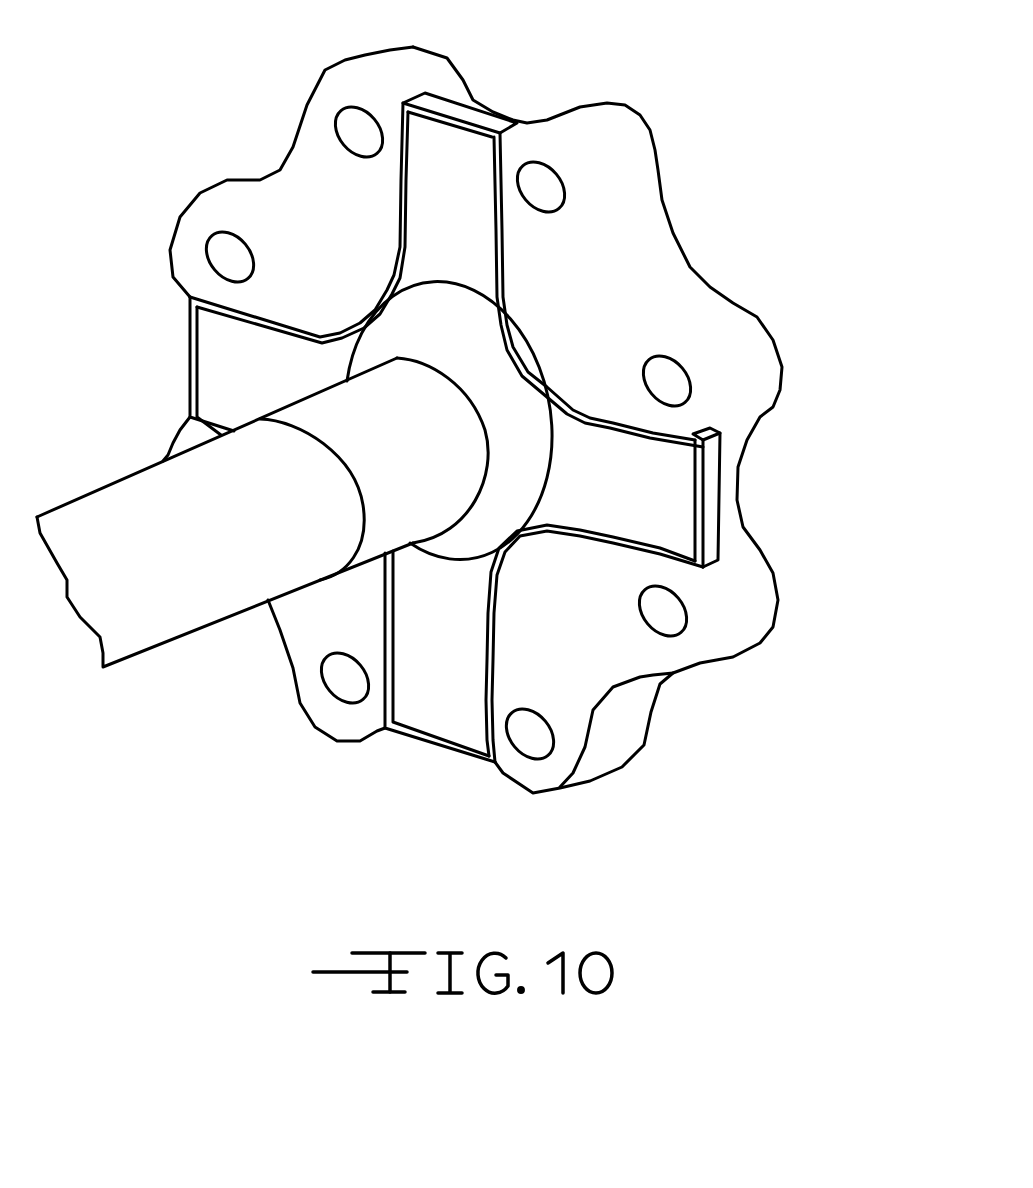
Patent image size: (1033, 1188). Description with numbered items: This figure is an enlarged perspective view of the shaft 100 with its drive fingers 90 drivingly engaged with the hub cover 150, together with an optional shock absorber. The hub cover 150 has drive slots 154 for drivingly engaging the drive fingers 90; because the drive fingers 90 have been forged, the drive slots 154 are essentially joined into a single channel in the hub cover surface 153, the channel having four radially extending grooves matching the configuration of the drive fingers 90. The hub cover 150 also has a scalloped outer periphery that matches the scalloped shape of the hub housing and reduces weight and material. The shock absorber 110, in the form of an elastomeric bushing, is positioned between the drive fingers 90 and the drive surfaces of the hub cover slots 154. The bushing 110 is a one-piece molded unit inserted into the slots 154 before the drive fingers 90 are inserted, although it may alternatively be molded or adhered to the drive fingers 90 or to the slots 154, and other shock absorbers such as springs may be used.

The drive fingers 90 is at (220, 370).
The shaft 100 is at (147, 610).
The shock absorber 110 is at (715, 515).
The hub cover 150 is at (620, 132).
The hub cover surface 153 is at (587, 307).
The drive slots 154 is at (620, 548).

■ ■ ■ ■ ■

▶ _What is required_
Format every line of the records above as a JSON list of strings, one string per line, with blank lines omitted. Leave out the pictures.

▶ _Written response_
[
  "Patent image size: (1033, 1188). Description with numbered items: This figure is an enlarged perspective view of the shaft 100 with its drive fingers 90 drivingly engaged with the hub cover 150, together with an optional shock absorber. The hub cover 150 has drive slots 154 for drivingly engaging the drive fingers 90; because the drive fingers 90 have been forged, the drive slots 154 are essentially joined into a single channel in the hub cover surface 153, the channel having four radially extending grooves matching the configuration of the drive fingers 90. The hub cover 150 also has a scalloped outer periphery that matches the scalloped shape of the hub housing and reduces weight and material. The shock absorber 110, in the form of an elastomeric bushing, is positioned between the drive fingers 90 and the drive surfaces of the hub cover slots 154. The bushing 110 is a one-piece molded unit inserted into the slots 154 before the drive fingers 90 are inserted, although it may alternatively be molded or adhered to the drive fingers 90 or to the slots 154, and other shock absorbers such as springs may be used.",
  "The drive fingers 90 is at (220, 370).",
  "The shaft 100 is at (147, 610).",
  "The shock absorber 110 is at (715, 515).",
  "The hub cover 150 is at (620, 132).",
  "The hub cover surface 153 is at (587, 307).",
  "The drive slots 154 is at (620, 548)."
]